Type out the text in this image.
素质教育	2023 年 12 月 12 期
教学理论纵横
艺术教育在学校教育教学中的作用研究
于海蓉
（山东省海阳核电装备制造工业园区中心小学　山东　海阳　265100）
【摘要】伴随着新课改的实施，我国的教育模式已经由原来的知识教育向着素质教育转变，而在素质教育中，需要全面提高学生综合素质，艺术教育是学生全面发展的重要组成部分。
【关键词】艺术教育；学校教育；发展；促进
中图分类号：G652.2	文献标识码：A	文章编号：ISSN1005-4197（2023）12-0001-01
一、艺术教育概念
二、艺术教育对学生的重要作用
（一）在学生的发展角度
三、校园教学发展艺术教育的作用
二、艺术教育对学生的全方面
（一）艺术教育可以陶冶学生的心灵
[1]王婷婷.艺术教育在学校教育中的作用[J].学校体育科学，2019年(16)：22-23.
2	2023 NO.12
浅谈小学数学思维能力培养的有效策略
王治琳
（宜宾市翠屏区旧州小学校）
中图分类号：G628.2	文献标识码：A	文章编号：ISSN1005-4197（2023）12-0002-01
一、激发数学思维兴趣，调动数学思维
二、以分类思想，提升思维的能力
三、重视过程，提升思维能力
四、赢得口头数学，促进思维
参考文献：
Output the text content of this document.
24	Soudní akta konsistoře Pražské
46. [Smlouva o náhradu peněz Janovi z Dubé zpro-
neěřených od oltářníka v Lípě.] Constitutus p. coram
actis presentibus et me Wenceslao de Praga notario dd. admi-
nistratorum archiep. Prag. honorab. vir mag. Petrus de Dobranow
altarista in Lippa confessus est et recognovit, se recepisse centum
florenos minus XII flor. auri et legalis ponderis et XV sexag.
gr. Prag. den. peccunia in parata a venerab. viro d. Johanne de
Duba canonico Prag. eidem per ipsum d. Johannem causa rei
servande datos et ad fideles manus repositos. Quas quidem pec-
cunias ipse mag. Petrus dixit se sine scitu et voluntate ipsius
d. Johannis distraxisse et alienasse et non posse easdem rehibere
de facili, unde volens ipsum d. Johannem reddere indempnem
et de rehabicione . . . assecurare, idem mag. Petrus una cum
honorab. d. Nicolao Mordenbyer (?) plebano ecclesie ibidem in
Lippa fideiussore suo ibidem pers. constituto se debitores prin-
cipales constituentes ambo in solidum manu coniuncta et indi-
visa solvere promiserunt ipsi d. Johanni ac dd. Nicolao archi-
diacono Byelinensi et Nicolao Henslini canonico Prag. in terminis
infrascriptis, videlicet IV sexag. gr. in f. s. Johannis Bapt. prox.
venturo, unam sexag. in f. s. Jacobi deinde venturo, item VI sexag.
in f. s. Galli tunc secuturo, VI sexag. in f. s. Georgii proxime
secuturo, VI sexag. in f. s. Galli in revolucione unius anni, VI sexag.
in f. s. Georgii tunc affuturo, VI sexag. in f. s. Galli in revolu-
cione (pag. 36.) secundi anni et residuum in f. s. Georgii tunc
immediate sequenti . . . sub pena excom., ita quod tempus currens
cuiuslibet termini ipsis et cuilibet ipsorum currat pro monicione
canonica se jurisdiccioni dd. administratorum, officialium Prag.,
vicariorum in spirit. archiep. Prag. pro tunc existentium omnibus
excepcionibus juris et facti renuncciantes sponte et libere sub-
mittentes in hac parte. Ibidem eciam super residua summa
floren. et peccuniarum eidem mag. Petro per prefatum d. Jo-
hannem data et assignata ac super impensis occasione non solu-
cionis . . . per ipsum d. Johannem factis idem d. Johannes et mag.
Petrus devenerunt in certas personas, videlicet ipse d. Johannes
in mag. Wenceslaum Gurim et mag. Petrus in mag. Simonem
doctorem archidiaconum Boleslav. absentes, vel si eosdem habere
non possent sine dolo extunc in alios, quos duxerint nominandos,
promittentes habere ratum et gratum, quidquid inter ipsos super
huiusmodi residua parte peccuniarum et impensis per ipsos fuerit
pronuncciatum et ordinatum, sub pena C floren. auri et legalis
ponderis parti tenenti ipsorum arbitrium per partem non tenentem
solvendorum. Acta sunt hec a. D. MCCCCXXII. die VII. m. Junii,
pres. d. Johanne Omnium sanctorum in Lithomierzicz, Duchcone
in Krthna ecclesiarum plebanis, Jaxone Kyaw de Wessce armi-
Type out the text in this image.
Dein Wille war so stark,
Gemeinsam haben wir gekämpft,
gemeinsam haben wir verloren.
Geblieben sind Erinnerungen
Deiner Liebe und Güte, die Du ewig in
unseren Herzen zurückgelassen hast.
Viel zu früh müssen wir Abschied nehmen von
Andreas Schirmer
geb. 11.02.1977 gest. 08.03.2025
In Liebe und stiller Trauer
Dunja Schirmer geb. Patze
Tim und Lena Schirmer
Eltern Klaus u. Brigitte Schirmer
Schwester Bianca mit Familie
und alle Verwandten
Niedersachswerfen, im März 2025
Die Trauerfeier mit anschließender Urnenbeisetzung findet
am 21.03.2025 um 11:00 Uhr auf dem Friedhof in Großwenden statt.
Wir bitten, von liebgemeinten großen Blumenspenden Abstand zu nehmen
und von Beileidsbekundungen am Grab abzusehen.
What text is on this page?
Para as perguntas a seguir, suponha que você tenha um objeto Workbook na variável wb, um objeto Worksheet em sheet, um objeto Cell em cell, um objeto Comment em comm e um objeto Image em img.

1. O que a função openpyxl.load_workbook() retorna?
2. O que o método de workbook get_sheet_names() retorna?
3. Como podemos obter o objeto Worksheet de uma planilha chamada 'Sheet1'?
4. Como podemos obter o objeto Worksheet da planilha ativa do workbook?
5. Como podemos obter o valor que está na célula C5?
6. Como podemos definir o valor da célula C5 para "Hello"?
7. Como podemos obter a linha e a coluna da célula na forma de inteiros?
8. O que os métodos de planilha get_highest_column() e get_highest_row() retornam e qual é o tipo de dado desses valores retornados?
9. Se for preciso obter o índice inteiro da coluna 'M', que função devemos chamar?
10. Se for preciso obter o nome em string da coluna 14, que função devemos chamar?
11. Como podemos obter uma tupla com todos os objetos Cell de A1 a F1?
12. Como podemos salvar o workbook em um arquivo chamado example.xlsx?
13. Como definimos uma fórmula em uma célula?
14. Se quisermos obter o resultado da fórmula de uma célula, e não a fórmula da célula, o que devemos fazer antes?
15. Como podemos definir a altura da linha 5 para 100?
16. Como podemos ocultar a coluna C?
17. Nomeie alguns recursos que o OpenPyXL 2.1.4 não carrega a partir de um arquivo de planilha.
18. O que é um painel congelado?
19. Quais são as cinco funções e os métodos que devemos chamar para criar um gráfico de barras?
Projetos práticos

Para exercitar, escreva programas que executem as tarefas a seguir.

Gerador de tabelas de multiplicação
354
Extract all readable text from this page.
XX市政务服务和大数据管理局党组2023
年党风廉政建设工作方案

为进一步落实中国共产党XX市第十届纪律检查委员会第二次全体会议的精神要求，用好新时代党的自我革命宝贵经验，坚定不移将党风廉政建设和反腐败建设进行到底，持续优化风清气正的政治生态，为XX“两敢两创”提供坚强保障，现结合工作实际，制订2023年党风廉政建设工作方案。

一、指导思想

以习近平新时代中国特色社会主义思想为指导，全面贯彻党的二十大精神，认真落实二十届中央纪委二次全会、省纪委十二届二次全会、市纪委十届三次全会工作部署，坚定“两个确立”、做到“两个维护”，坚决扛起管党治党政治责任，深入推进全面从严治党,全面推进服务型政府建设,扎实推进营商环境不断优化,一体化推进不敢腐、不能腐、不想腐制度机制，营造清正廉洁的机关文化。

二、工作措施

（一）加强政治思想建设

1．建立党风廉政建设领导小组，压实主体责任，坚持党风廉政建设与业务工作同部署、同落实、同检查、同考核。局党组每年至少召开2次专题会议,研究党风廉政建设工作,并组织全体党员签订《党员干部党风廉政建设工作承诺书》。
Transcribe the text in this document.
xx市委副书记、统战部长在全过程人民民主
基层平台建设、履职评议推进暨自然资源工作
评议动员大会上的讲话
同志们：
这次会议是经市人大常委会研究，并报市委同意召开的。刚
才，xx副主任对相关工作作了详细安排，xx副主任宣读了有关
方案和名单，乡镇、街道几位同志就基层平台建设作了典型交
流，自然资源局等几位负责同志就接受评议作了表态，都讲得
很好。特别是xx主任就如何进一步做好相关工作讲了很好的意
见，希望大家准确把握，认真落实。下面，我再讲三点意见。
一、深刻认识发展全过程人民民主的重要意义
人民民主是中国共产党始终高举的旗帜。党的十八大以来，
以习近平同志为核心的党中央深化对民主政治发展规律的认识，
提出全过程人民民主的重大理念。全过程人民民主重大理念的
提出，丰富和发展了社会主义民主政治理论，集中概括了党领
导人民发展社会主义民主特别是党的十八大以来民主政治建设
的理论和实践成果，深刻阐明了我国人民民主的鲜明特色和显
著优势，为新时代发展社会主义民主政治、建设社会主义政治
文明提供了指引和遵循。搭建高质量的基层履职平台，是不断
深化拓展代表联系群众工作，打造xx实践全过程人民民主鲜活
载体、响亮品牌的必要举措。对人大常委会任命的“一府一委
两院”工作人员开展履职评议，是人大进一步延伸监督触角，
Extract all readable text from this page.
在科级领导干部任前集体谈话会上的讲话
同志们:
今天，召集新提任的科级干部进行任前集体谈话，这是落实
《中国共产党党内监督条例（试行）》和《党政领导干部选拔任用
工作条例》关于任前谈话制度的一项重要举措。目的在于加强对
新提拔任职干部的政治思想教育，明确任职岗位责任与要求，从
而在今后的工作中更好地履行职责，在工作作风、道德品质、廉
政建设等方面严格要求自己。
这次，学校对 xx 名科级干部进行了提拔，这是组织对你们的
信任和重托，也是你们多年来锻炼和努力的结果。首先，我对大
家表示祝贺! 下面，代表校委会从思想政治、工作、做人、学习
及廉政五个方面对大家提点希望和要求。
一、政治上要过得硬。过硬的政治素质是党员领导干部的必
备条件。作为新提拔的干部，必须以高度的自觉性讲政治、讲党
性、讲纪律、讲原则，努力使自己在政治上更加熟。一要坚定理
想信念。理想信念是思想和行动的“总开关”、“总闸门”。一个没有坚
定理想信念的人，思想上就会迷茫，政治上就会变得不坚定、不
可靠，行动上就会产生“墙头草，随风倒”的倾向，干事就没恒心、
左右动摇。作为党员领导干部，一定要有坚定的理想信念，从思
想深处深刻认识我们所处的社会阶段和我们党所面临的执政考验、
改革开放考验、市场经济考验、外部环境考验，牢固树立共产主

==============================

PROMPT:
Gather each line in the data that holds the string "métodos".

RESULT OF THE EXERCISE:
8. O que os métodos de planilha get_highest_column() e get_highest_row() retornam e qual é o tipo de dado desses valores retornados?
19. Quais são as cinco funções e os métodos que devemos chamar para criar um gráfico de barras?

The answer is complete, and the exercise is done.